▸ DESCRIPTION OF THE TASK
Repeat the lines that follow, leaving nothing out.

▸ DATA
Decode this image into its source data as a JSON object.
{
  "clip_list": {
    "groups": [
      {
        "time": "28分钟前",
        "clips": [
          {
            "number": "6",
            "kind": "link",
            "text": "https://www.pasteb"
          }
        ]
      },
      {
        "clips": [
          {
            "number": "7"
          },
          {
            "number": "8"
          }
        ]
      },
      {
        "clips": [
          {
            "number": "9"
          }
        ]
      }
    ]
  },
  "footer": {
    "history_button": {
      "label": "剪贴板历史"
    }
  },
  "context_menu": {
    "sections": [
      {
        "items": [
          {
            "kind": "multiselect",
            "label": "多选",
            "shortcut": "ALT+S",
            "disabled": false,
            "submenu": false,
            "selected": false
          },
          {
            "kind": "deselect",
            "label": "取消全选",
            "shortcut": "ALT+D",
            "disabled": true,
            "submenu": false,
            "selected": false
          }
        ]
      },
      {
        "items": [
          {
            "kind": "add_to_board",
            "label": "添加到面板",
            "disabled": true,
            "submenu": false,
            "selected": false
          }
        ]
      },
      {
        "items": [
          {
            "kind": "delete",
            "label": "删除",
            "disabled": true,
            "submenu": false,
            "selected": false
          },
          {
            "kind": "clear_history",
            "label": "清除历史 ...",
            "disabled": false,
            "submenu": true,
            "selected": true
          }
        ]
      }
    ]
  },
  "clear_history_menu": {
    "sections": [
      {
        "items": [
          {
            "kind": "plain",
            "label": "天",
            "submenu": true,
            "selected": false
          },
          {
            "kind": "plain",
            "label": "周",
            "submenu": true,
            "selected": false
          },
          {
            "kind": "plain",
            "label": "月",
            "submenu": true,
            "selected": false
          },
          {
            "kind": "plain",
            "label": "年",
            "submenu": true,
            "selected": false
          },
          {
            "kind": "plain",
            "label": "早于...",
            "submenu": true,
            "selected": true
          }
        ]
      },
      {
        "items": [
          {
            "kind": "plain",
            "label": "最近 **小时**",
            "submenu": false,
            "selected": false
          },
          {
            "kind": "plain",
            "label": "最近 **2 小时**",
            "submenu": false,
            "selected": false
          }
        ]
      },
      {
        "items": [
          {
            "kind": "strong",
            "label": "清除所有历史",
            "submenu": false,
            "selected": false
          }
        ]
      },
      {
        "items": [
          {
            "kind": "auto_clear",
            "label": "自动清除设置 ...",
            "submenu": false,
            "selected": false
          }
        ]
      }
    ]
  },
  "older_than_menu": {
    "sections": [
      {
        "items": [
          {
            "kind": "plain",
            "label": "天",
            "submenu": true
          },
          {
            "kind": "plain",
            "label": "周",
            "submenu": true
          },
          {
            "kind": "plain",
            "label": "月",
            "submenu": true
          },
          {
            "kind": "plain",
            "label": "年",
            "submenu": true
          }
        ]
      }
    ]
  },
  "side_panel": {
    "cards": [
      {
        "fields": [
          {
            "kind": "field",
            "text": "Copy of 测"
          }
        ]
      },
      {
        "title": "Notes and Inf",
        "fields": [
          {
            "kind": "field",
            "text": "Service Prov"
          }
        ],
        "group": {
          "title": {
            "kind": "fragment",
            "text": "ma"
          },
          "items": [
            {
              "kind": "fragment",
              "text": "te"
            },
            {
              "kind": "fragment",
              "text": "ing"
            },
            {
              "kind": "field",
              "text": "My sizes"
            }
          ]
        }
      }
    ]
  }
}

▸ RESULT FOR THIS EXERCISE
Decode this image into its source data as a JSON object.
{
  "clip_list": {
    "groups": [
      {
        "time": "28分钟前",
        "clips": [
          {
            "number": "6",
            "kind": "link",
            "text": "https://www.pasteb"
          }
        ]
      },
      {
        "clips": [
          {
            "number": "7"
          },
          {
            "number": "8"
          }
        ]
      },
      {
        "clips": [
          {
            "number": "9"
          }
        ]
      }
    ]
  },
  "footer": {
    "history_button": {
      "label": "剪贴板历史"
    }
  },
  "context_menu": {
    "sections": [
      {
        "items": [
          {
            "kind": "multiselect",
            "label": "多选",
            "shortcut": "ALT+S",
            "disabled": false,
            "submenu": false,
            "selected": false
          },
          {
            "kind": "deselect",
            "label": "取消全选",
            "shortcut": "ALT+D",
            "disabled": true,
            "submenu": false,
            "selected": false
          }
        ]
      },
      {
        "items": [
          {
            "kind": "add_to_board",
            "label": "添加到面板",
            "disabled": true,
            "submenu": false,
            "selected": false
          }
        ]
      },
      {
        "items": [
          {
            "kind": "delete",
            "label": "删除",
            "disabled": true,
            "submenu": false,
            "selected": false
          },
          {
            "kind": "clear_history",
            "label": "清除历史 ...",
            "disabled": false,
            "submenu": true,
            "selected": true
          }
        ]
      }
    ]
  },
  "clear_history_menu": {
    "sections": [
      {
        "items": [
          {
            "kind": "plain",
            "label": "天",
            "submenu": true,
            "selected": false
          },
          {
            "kind": "plain",
            "label": "周",
            "submenu": true,
            "selected": false
          },
          {
            "kind": "plain",
            "label": "月",
            "submenu": true,
            "selected": false
          },
          {
            "kind": "plain",
            "label": "年",
            "submenu": true,
            "selected": false
          },
          {
            "kind": "plain",
            "label": "早于...",
            "submenu": true,
            "selected": true
          }
        ]
      },
      {
        "items": [
          {
            "kind": "plain",
            "label": "最近 **小时**",
            "submenu": false,
            "selected": false
          },
          {
            "kind": "plain",
            "label": "最近 **2 小时**",
            "submenu": false,
            "selected": false
          }
        ]
      },
      {
        "items": [
          {
            "kind": "strong",
            "label": "清除所有历史",
            "submenu": false,
            "selected": false
          }
        ]
      },
      {
        "items": [
          {
            "kind": "auto_clear",
            "label": "自动清除设置 ...",
            "submenu": false,
            "selected": false
          }
        ]
      }
    ]
  },
  "older_than_menu": {
    "sections": [
      {
        "items": [
          {
            "kind": "plain",
            "label": "天",
            "submenu": true
          },
          {
            "kind": "plain",
            "label": "周",
            "submenu": true
          },
          {
            "kind": "plain",
            "label": "月",
            "submenu": true
          },
          {
            "kind": "plain",
            "label": "年",
            "submenu": true
          }
        ]
      }
    ]
  },
  "side_panel": {
    "cards": [
      {
        "fields": [
          {
            "kind": "field",
            "text": "Copy of 测"
          }
        ]
      },
      {
        "title": "Notes and Inf",
        "fields": [
          {
            "kind": "field",
            "text": "Service Prov"
          }
        ],
        "group": {
          "title": {
            "kind": "fragment",
            "text": "ma"
          },
          "items": [
            {
              "kind": "fragment",
              "text": "te"
            },
            {
              "kind": "fragment",
              "text": "ing"
            },
            {
              "kind": "field",
              "text": "My sizes"
            }
          ]
        }
      }
    ]
  }
}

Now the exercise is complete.